§ WORK INSTRUCTIONS: All material below is to be reproduced exactly.
┌─ TASK INPUT
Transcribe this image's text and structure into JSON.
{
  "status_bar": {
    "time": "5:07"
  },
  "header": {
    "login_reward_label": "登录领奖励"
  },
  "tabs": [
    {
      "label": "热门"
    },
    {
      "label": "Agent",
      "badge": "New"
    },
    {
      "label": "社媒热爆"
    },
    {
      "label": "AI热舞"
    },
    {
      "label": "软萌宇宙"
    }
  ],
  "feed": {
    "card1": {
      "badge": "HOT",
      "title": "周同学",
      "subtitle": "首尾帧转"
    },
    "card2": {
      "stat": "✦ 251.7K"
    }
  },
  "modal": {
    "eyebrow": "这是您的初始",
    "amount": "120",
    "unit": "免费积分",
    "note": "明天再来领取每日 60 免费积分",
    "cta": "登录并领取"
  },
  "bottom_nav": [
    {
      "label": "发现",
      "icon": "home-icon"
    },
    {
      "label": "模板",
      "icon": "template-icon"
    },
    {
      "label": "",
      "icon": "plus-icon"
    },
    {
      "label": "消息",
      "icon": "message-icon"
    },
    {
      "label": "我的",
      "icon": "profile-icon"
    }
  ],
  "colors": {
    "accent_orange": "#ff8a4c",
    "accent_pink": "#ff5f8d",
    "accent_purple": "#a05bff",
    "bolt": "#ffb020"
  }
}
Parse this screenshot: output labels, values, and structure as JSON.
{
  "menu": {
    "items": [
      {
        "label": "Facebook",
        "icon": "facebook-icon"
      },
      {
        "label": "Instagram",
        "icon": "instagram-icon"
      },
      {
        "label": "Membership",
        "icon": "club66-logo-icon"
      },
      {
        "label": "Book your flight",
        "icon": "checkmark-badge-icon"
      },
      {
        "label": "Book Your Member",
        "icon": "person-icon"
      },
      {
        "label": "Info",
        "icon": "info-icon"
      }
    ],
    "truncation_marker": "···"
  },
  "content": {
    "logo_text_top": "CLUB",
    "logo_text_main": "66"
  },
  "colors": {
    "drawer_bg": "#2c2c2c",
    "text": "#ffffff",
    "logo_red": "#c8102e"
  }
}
└─
§ WRITTEN SOLUTION:
Transcribe this image's text and structure into JSON.
{
  "status_bar": {
    "time": "5:07"
  },
  "header": {
    "login_reward_label": "登录领奖励"
  },
  "tabs": [
    {
      "label": "热门"
    },
    {
      "label": "Agent",
      "badge": "New"
    },
    {
      "label": "社媒热爆"
    },
    {
      "label": "AI热舞"
    },
    {
      "label": "软萌宇宙"
    }
  ],
  "feed": {
    "card1": {
      "badge": "HOT",
      "title": "周同学",
      "subtitle": "首尾帧转"
    },
    "card2": {
      "stat": "✦ 251.7K"
    }
  },
  "modal": {
    "eyebrow": "这是您的初始",
    "amount": "120",
    "unit": "免费积分",
    "note": "明天再来领取每日 60 免费积分",
    "cta": "登录并领取"
  },
  "bottom_nav": [
    {
      "label": "发现",
      "icon": "home-icon"
    },
    {
      "label": "模板",
      "icon": "template-icon"
    },
    {
      "label": "",
      "icon": "plus-icon"
    },
    {
      "label": "消息",
      "icon": "message-icon"
    },
    {
      "label": "我的",
      "icon": "profile-icon"
    }
  ],
  "colors": {
    "accent_orange": "#ff8a4c",
    "accent_pink": "#ff5f8d",
    "accent_purple": "#a05bff",
    "bolt": "#ffb020"
  }
}
Parse this screenshot: output labels, values, and structure as JSON.
{
  "menu": {
    "items": [
      {
        "label": "Facebook",
        "icon": "facebook-icon"
      },
      {
        "label": "Instagram",
        "icon": "instagram-icon"
      },
      {
        "label": "Membership",
        "icon": "club66-logo-icon"
      },
      {
        "label": "Book your flight",
        "icon": "checkmark-badge-icon"
      },
      {
        "label": "Book Your Member",
        "icon": "person-icon"
      },
      {
        "label": "Info",
        "icon": "info-icon"
      }
    ],
    "truncation_marker": "···"
  },
  "content": {
    "logo_text_top": "CLUB",
    "logo_text_main": "66"
  },
  "colors": {
    "drawer_bg": "#2c2c2c",
    "text": "#ffffff",
    "logo_red": "#c8102e"
  }
}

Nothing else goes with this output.